>> START DATA EXTRACT
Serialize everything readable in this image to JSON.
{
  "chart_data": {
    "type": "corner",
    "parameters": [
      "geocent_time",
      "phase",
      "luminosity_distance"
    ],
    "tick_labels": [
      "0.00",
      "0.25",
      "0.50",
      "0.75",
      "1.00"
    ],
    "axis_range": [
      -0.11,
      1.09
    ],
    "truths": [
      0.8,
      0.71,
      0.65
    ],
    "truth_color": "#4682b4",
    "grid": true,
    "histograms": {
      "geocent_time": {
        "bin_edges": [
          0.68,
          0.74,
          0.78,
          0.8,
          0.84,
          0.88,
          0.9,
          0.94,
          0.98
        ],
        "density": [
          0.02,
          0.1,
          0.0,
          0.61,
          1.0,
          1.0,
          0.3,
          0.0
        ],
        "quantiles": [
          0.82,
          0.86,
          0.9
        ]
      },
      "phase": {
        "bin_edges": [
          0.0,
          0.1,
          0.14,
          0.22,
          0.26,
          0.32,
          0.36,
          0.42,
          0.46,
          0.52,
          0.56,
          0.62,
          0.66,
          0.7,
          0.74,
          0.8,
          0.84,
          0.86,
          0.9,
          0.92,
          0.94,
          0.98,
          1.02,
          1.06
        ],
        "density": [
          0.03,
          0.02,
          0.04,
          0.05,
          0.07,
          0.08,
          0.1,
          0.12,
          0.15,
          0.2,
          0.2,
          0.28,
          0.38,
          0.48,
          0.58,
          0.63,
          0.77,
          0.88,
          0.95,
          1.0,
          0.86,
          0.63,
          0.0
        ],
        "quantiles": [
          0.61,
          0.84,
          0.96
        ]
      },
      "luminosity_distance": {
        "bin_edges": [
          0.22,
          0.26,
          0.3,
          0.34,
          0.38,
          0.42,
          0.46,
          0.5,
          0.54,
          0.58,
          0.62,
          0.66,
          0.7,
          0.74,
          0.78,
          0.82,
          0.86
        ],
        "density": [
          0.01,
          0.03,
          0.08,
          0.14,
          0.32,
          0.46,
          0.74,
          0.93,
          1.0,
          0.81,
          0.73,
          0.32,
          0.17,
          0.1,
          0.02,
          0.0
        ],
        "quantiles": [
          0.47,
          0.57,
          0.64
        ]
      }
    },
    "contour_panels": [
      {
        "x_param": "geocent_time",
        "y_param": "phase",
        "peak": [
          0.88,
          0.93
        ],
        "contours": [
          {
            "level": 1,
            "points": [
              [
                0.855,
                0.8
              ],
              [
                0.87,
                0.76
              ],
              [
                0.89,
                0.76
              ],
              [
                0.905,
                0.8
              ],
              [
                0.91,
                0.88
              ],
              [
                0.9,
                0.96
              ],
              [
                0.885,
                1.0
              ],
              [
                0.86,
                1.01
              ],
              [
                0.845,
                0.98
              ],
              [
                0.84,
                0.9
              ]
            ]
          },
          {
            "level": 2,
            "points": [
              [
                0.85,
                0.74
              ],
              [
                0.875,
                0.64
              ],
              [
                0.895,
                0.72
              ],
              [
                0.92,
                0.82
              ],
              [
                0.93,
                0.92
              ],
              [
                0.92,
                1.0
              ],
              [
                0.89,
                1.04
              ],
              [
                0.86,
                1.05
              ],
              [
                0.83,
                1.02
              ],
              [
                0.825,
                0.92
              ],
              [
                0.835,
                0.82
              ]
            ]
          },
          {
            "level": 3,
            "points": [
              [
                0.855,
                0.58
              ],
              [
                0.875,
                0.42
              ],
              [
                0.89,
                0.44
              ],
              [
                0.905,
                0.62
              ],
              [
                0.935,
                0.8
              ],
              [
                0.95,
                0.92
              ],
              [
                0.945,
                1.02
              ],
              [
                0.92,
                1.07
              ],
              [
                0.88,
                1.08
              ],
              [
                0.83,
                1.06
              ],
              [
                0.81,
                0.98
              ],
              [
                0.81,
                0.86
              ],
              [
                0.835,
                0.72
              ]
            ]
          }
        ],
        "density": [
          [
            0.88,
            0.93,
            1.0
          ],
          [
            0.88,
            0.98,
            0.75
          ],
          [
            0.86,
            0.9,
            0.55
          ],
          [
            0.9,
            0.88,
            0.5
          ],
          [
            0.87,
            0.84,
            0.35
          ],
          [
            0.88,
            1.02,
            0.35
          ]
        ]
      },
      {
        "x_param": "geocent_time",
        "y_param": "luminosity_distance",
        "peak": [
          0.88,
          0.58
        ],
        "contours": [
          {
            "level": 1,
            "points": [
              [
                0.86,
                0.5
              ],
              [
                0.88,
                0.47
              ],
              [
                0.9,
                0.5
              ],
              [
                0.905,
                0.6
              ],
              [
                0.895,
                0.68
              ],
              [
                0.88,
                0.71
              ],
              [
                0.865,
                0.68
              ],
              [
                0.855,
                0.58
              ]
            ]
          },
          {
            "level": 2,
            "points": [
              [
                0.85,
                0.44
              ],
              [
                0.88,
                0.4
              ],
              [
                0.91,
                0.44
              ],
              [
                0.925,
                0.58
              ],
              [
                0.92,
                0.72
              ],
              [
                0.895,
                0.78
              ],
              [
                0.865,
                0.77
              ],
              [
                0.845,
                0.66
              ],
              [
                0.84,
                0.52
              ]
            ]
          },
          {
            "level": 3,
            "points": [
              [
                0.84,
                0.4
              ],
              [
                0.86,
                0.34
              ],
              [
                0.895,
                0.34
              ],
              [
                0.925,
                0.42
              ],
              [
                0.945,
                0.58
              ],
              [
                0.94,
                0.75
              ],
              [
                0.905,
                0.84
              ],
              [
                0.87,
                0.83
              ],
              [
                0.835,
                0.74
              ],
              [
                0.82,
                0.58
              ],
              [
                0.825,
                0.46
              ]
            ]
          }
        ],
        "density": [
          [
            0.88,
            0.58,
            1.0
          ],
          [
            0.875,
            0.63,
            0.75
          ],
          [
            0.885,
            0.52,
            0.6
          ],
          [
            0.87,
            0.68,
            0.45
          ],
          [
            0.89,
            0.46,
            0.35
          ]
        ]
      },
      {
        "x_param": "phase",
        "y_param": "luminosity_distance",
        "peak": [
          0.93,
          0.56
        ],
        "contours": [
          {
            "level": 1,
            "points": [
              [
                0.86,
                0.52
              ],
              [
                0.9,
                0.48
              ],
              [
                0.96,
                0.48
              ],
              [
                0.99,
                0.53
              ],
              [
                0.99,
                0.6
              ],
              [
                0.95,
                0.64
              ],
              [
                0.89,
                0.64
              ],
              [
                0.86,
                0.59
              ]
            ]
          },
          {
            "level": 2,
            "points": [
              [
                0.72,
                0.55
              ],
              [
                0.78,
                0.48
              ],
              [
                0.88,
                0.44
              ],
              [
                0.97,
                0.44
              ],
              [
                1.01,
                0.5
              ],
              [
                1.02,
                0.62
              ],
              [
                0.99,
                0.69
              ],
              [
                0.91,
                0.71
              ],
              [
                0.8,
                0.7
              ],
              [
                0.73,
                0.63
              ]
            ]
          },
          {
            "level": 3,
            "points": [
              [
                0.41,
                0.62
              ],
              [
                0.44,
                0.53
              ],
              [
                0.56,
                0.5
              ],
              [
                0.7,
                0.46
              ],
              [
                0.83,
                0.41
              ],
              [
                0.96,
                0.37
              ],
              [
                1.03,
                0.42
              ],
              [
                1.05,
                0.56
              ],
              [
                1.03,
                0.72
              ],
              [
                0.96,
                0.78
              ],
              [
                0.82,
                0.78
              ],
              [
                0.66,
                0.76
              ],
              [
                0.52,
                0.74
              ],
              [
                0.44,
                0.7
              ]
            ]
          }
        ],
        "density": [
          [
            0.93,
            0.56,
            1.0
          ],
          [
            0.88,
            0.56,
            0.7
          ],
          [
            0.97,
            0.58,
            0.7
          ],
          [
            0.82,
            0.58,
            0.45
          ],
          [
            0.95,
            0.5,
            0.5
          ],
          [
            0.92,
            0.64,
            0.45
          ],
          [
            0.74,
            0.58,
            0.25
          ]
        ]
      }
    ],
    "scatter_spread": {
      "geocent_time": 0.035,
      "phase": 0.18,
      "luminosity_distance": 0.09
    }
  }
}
>> END DATA EXTRACT
**WHAT YOU HAVE TO DO:**
Report how many lines contain "phase". Give nothing but the number.

**SOLUTION TO THIS PROBLEM:**
5